>>>
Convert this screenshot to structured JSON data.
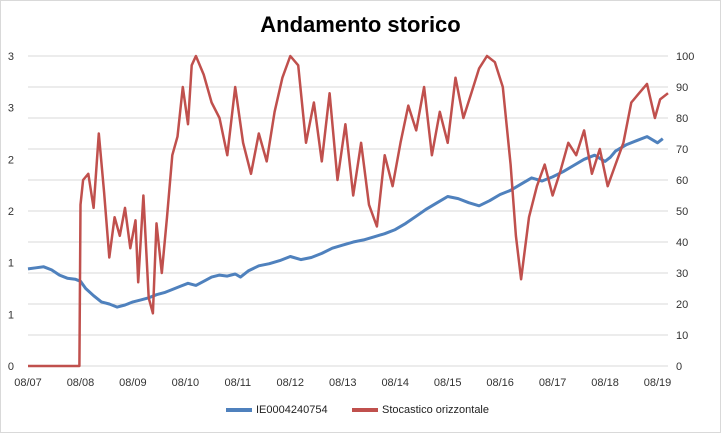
{
  "chart_data": {
    "type": "line",
    "title": "Andamento storico",
    "x_ticks": [
      "08/07",
      "08/08",
      "08/09",
      "08/10",
      "08/11",
      "08/12",
      "08/13",
      "08/14",
      "08/15",
      "08/16",
      "08/17",
      "08/18",
      "08/19"
    ],
    "y_left_ticks": [
      "0",
      "1",
      "1",
      "2",
      "2",
      "3",
      "3"
    ],
    "y_left_ticks_scale": [
      0,
      0.5,
      1.0,
      1.5,
      2.0,
      2.5,
      3.0
    ],
    "y_right_ticks": [
      0,
      10,
      20,
      30,
      40,
      50,
      60,
      70,
      80,
      90,
      100
    ],
    "ylim_left": [
      0,
      3.0
    ],
    "ylim_right": [
      0,
      100
    ],
    "xlim": [
      0,
      12.2
    ],
    "grid": "horizontal",
    "legend_position": "bottom",
    "series": [
      {
        "name": "IE0004240754",
        "axis": "left",
        "color": "#4f81bd",
        "points": [
          [
            0.0,
            0.94
          ],
          [
            0.15,
            0.95
          ],
          [
            0.3,
            0.96
          ],
          [
            0.45,
            0.93
          ],
          [
            0.6,
            0.88
          ],
          [
            0.75,
            0.85
          ],
          [
            0.9,
            0.84
          ],
          [
            1.0,
            0.82
          ],
          [
            1.1,
            0.75
          ],
          [
            1.25,
            0.68
          ],
          [
            1.4,
            0.62
          ],
          [
            1.55,
            0.6
          ],
          [
            1.7,
            0.57
          ],
          [
            1.85,
            0.59
          ],
          [
            2.0,
            0.62
          ],
          [
            2.15,
            0.64
          ],
          [
            2.3,
            0.66
          ],
          [
            2.45,
            0.69
          ],
          [
            2.6,
            0.71
          ],
          [
            2.75,
            0.74
          ],
          [
            2.9,
            0.77
          ],
          [
            3.05,
            0.8
          ],
          [
            3.2,
            0.78
          ],
          [
            3.35,
            0.82
          ],
          [
            3.5,
            0.86
          ],
          [
            3.65,
            0.88
          ],
          [
            3.8,
            0.87
          ],
          [
            3.95,
            0.89
          ],
          [
            4.05,
            0.86
          ],
          [
            4.2,
            0.92
          ],
          [
            4.4,
            0.97
          ],
          [
            4.6,
            0.99
          ],
          [
            4.8,
            1.02
          ],
          [
            5.0,
            1.06
          ],
          [
            5.2,
            1.03
          ],
          [
            5.4,
            1.05
          ],
          [
            5.6,
            1.09
          ],
          [
            5.8,
            1.14
          ],
          [
            6.0,
            1.17
          ],
          [
            6.2,
            1.2
          ],
          [
            6.4,
            1.22
          ],
          [
            6.6,
            1.25
          ],
          [
            6.8,
            1.28
          ],
          [
            7.0,
            1.32
          ],
          [
            7.2,
            1.38
          ],
          [
            7.4,
            1.45
          ],
          [
            7.6,
            1.52
          ],
          [
            7.8,
            1.58
          ],
          [
            8.0,
            1.64
          ],
          [
            8.2,
            1.62
          ],
          [
            8.4,
            1.58
          ],
          [
            8.6,
            1.55
          ],
          [
            8.8,
            1.6
          ],
          [
            9.0,
            1.66
          ],
          [
            9.2,
            1.7
          ],
          [
            9.4,
            1.76
          ],
          [
            9.6,
            1.82
          ],
          [
            9.8,
            1.79
          ],
          [
            10.0,
            1.83
          ],
          [
            10.2,
            1.88
          ],
          [
            10.4,
            1.94
          ],
          [
            10.6,
            2.0
          ],
          [
            10.8,
            2.04
          ],
          [
            11.0,
            1.98
          ],
          [
            11.1,
            2.02
          ],
          [
            11.2,
            2.08
          ],
          [
            11.4,
            2.14
          ],
          [
            11.6,
            2.18
          ],
          [
            11.8,
            2.22
          ],
          [
            12.0,
            2.16
          ],
          [
            12.1,
            2.2
          ]
        ]
      },
      {
        "name": "Stocastico orizzontale",
        "axis": "right",
        "color": "#c0504d",
        "points": [
          [
            0.0,
            0
          ],
          [
            0.98,
            0
          ],
          [
            1.0,
            52
          ],
          [
            1.05,
            60
          ],
          [
            1.15,
            62
          ],
          [
            1.25,
            51
          ],
          [
            1.35,
            75
          ],
          [
            1.45,
            56
          ],
          [
            1.55,
            35
          ],
          [
            1.65,
            48
          ],
          [
            1.75,
            42
          ],
          [
            1.85,
            51
          ],
          [
            1.95,
            38
          ],
          [
            2.05,
            47
          ],
          [
            2.1,
            27
          ],
          [
            2.2,
            55
          ],
          [
            2.3,
            22
          ],
          [
            2.38,
            17
          ],
          [
            2.45,
            46
          ],
          [
            2.55,
            30
          ],
          [
            2.65,
            48
          ],
          [
            2.75,
            68
          ],
          [
            2.85,
            74
          ],
          [
            2.95,
            90
          ],
          [
            3.05,
            78
          ],
          [
            3.12,
            97
          ],
          [
            3.2,
            100
          ],
          [
            3.35,
            94
          ],
          [
            3.5,
            85
          ],
          [
            3.65,
            80
          ],
          [
            3.8,
            68
          ],
          [
            3.95,
            90
          ],
          [
            4.1,
            72
          ],
          [
            4.25,
            62
          ],
          [
            4.4,
            75
          ],
          [
            4.55,
            66
          ],
          [
            4.7,
            82
          ],
          [
            4.85,
            93
          ],
          [
            5.0,
            100
          ],
          [
            5.15,
            97
          ],
          [
            5.3,
            72
          ],
          [
            5.45,
            85
          ],
          [
            5.6,
            66
          ],
          [
            5.75,
            88
          ],
          [
            5.9,
            60
          ],
          [
            6.05,
            78
          ],
          [
            6.2,
            55
          ],
          [
            6.35,
            72
          ],
          [
            6.5,
            52
          ],
          [
            6.65,
            45
          ],
          [
            6.8,
            68
          ],
          [
            6.95,
            58
          ],
          [
            7.1,
            72
          ],
          [
            7.25,
            84
          ],
          [
            7.4,
            76
          ],
          [
            7.55,
            90
          ],
          [
            7.7,
            68
          ],
          [
            7.85,
            82
          ],
          [
            8.0,
            72
          ],
          [
            8.15,
            93
          ],
          [
            8.3,
            80
          ],
          [
            8.45,
            88
          ],
          [
            8.6,
            96
          ],
          [
            8.75,
            100
          ],
          [
            8.9,
            98
          ],
          [
            9.05,
            90
          ],
          [
            9.2,
            65
          ],
          [
            9.3,
            42
          ],
          [
            9.4,
            28
          ],
          [
            9.55,
            48
          ],
          [
            9.7,
            58
          ],
          [
            9.85,
            65
          ],
          [
            10.0,
            55
          ],
          [
            10.15,
            63
          ],
          [
            10.3,
            72
          ],
          [
            10.45,
            68
          ],
          [
            10.6,
            76
          ],
          [
            10.75,
            62
          ],
          [
            10.9,
            70
          ],
          [
            11.05,
            58
          ],
          [
            11.2,
            65
          ],
          [
            11.35,
            72
          ],
          [
            11.5,
            85
          ],
          [
            11.65,
            88
          ],
          [
            11.8,
            91
          ],
          [
            11.95,
            80
          ],
          [
            12.05,
            86
          ],
          [
            12.2,
            88
          ]
        ]
      }
    ]
  }
}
<<<
> [Exercise task] Leave out the pictures and retype every line above exactly.

> [Finished answer]
Convert this screenshot to structured JSON data.
{
  "chart_data": {
    "type": "line",
    "title": "Andamento storico",
    "x_ticks": [
      "08/07",
      "08/08",
      "08/09",
      "08/10",
      "08/11",
      "08/12",
      "08/13",
      "08/14",
      "08/15",
      "08/16",
      "08/17",
      "08/18",
      "08/19"
    ],
    "y_left_ticks": [
      "0",
      "1",
      "1",
      "2",
      "2",
      "3",
      "3"
    ],
    "y_left_ticks_scale": [
      0,
      0.5,
      1.0,
      1.5,
      2.0,
      2.5,
      3.0
    ],
    "y_right_ticks": [
      0,
      10,
      20,
      30,
      40,
      50,
      60,
      70,
      80,
      90,
      100
    ],
    "ylim_left": [
      0,
      3.0
    ],
    "ylim_right": [
      0,
      100
    ],
    "xlim": [
      0,
      12.2
    ],
    "grid": "horizontal",
    "legend_position": "bottom",
    "series": [
      {
        "name": "IE0004240754",
        "axis": "left",
        "color": "#4f81bd",
        "points": [
          [
            0.0,
            0.94
          ],
          [
            0.15,
            0.95
          ],
          [
            0.3,
            0.96
          ],
          [
            0.45,
            0.93
          ],
          [
            0.6,
            0.88
          ],
          [
            0.75,
            0.85
          ],
          [
            0.9,
            0.84
          ],
          [
            1.0,
            0.82
          ],
          [
            1.1,
            0.75
          ],
          [
            1.25,
            0.68
          ],
          [
            1.4,
            0.62
          ],
          [
            1.55,
            0.6
          ],
          [
            1.7,
            0.57
          ],
          [
            1.85,
            0.59
          ],
          [
            2.0,
            0.62
          ],
          [
            2.15,
            0.64
          ],
          [
            2.3,
            0.66
          ],
          [
            2.45,
            0.69
          ],
          [
            2.6,
            0.71
          ],
          [
            2.75,
            0.74
          ],
          [
            2.9,
            0.77
          ],
          [
            3.05,
            0.8
          ],
          [
            3.2,
            0.78
          ],
          [
            3.35,
            0.82
          ],
          [
            3.5,
            0.86
          ],
          [
            3.65,
            0.88
          ],
          [
            3.8,
            0.87
          ],
          [
            3.95,
            0.89
          ],
          [
            4.05,
            0.86
          ],
          [
            4.2,
            0.92
          ],
          [
            4.4,
            0.97
          ],
          [
            4.6,
            0.99
          ],
          [
            4.8,
            1.02
          ],
          [
            5.0,
            1.06
          ],
          [
            5.2,
            1.03
          ],
          [
            5.4,
            1.05
          ],
          [
            5.6,
            1.09
          ],
          [
            5.8,
            1.14
          ],
          [
            6.0,
            1.17
          ],
          [
            6.2,
            1.2
          ],
          [
            6.4,
            1.22
          ],
          [
            6.6,
            1.25
          ],
          [
            6.8,
            1.28
          ],
          [
            7.0,
            1.32
          ],
          [
            7.2,
            1.38
          ],
          [
            7.4,
            1.45
          ],
          [
            7.6,
            1.52
          ],
          [
            7.8,
            1.58
          ],
          [
            8.0,
            1.64
          ],
          [
            8.2,
            1.62
          ],
          [
            8.4,
            1.58
          ],
          [
            8.6,
            1.55
          ],
          [
            8.8,
            1.6
          ],
          [
            9.0,
            1.66
          ],
          [
            9.2,
            1.7
          ],
          [
            9.4,
            1.76
          ],
          [
            9.6,
            1.82
          ],
          [
            9.8,
            1.79
          ],
          [
            10.0,
            1.83
          ],
          [
            10.2,
            1.88
          ],
          [
            10.4,
            1.94
          ],
          [
            10.6,
            2.0
          ],
          [
            10.8,
            2.04
          ],
          [
            11.0,
            1.98
          ],
          [
            11.1,
            2.02
          ],
          [
            11.2,
            2.08
          ],
          [
            11.4,
            2.14
          ],
          [
            11.6,
            2.18
          ],
          [
            11.8,
            2.22
          ],
          [
            12.0,
            2.16
          ],
          [
            12.1,
            2.2
          ]
        ]
      },
      {
        "name": "Stocastico orizzontale",
        "axis": "right",
        "color": "#c0504d",
        "points": [
          [
            0.0,
            0
          ],
          [
            0.98,
            0
          ],
          [
            1.0,
            52
          ],
          [
            1.05,
            60
          ],
          [
            1.15,
            62
          ],
          [
            1.25,
            51
          ],
          [
            1.35,
            75
          ],
          [
            1.45,
            56
          ],
          [
            1.55,
            35
          ],
          [
            1.65,
            48
          ],
          [
            1.75,
            42
          ],
          [
            1.85,
            51
          ],
          [
            1.95,
            38
          ],
          [
            2.05,
            47
          ],
          [
            2.1,
            27
          ],
          [
            2.2,
            55
          ],
          [
            2.3,
            22
          ],
          [
            2.38,
            17
          ],
          [
            2.45,
            46
          ],
          [
            2.55,
            30
          ],
          [
            2.65,
            48
          ],
          [
            2.75,
            68
          ],
          [
            2.85,
            74
          ],
          [
            2.95,
            90
          ],
          [
            3.05,
            78
          ],
          [
            3.12,
            97
          ],
          [
            3.2,
            100
          ],
          [
            3.35,
            94
          ],
          [
            3.5,
            85
          ],
          [
            3.65,
            80
          ],
          [
            3.8,
            68
          ],
          [
            3.95,
            90
          ],
          [
            4.1,
            72
          ],
          [
            4.25,
            62
          ],
          [
            4.4,
            75
          ],
          [
            4.55,
            66
          ],
          [
            4.7,
            82
          ],
          [
            4.85,
            93
          ],
          [
            5.0,
            100
          ],
          [
            5.15,
            97
          ],
          [
            5.3,
            72
          ],
          [
            5.45,
            85
          ],
          [
            5.6,
            66
          ],
          [
            5.75,
            88
          ],
          [
            5.9,
            60
          ],
          [
            6.05,
            78
          ],
          [
            6.2,
            55
          ],
          [
            6.35,
            72
          ],
          [
            6.5,
            52
          ],
          [
            6.65,
            45
          ],
          [
            6.8,
            68
          ],
          [
            6.95,
            58
          ],
          [
            7.1,
            72
          ],
          [
            7.25,
            84
          ],
          [
            7.4,
            76
          ],
          [
            7.55,
            90
          ],
          [
            7.7,
            68
          ],
          [
            7.85,
            82
          ],
          [
            8.0,
            72
          ],
          [
            8.15,
            93
          ],
          [
            8.3,
            80
          ],
          [
            8.45,
            88
          ],
          [
            8.6,
            96
          ],
          [
            8.75,
            100
          ],
          [
            8.9,
            98
          ],
          [
            9.05,
            90
          ],
          [
            9.2,
            65
          ],
          [
            9.3,
            42
          ],
          [
            9.4,
            28
          ],
          [
            9.55,
            48
          ],
          [
            9.7,
            58
          ],
          [
            9.85,
            65
          ],
          [
            10.0,
            55
          ],
          [
            10.15,
            63
          ],
          [
            10.3,
            72
          ],
          [
            10.45,
            68
          ],
          [
            10.6,
            76
          ],
          [
            10.75,
            62
          ],
          [
            10.9,
            70
          ],
          [
            11.05,
            58
          ],
          [
            11.2,
            65
          ],
          [
            11.35,
            72
          ],
          [
            11.5,
            85
          ],
          [
            11.65,
            88
          ],
          [
            11.8,
            91
          ],
          [
            11.95,
            80
          ],
          [
            12.05,
            86
          ],
          [
            12.2,
            88
          ]
        ]
      }
    ]
  }
}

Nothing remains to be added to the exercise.